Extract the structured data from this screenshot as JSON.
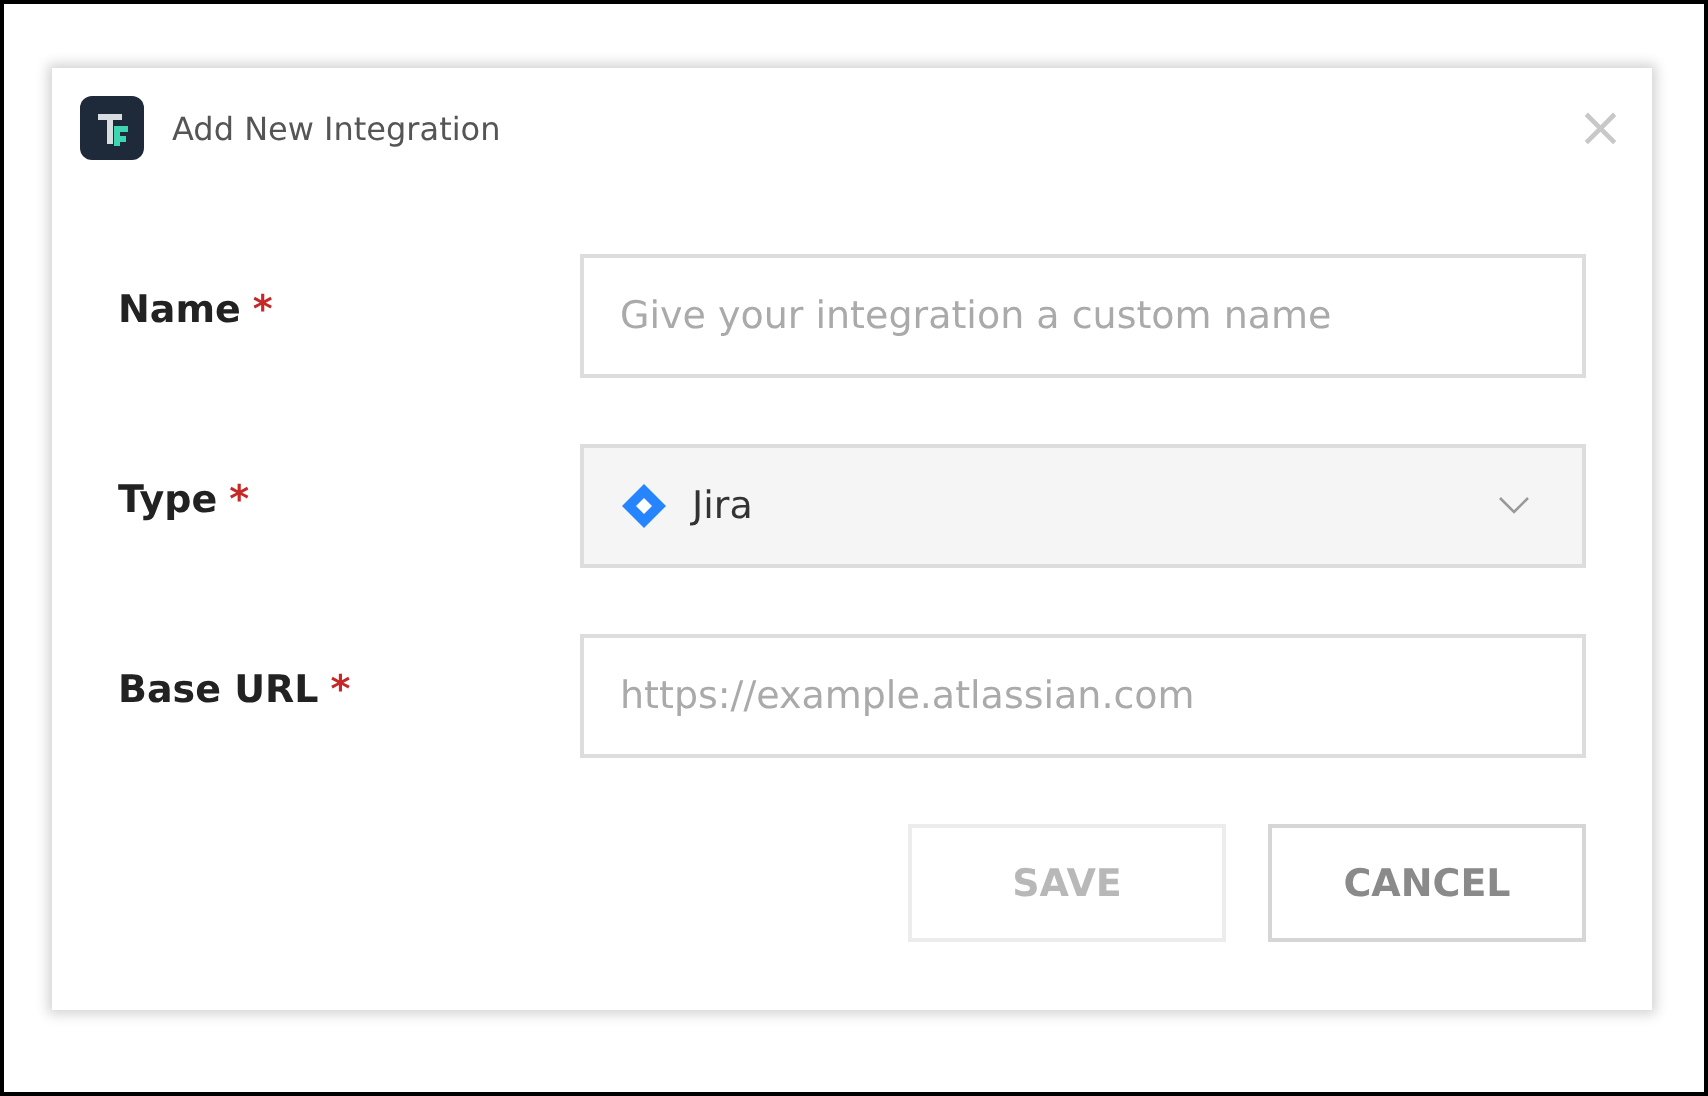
{
  "dialog": {
    "title": "Add New Integration",
    "close": "×"
  },
  "fields": [
    {
      "kind": "text",
      "label": "Name",
      "required_mark": "*",
      "placeholder": "Give your integration a custom name"
    },
    {
      "kind": "select",
      "label": "Type",
      "required_mark": "*",
      "value": "Jira"
    },
    {
      "kind": "text",
      "label": "Base URL",
      "required_mark": "*",
      "placeholder": "https://example.atlassian.com"
    }
  ],
  "buttons": [
    {
      "label": "SAVE",
      "disabled": true
    },
    {
      "label": "CANCEL",
      "disabled": false
    }
  ]
}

Written task
Go through the entries above and copy every line containing "label".

Output for this task
      "label": "Name",
      "label": "Type",
      "label": "Base URL",
      "label": "SAVE",
      "label": "CANCEL",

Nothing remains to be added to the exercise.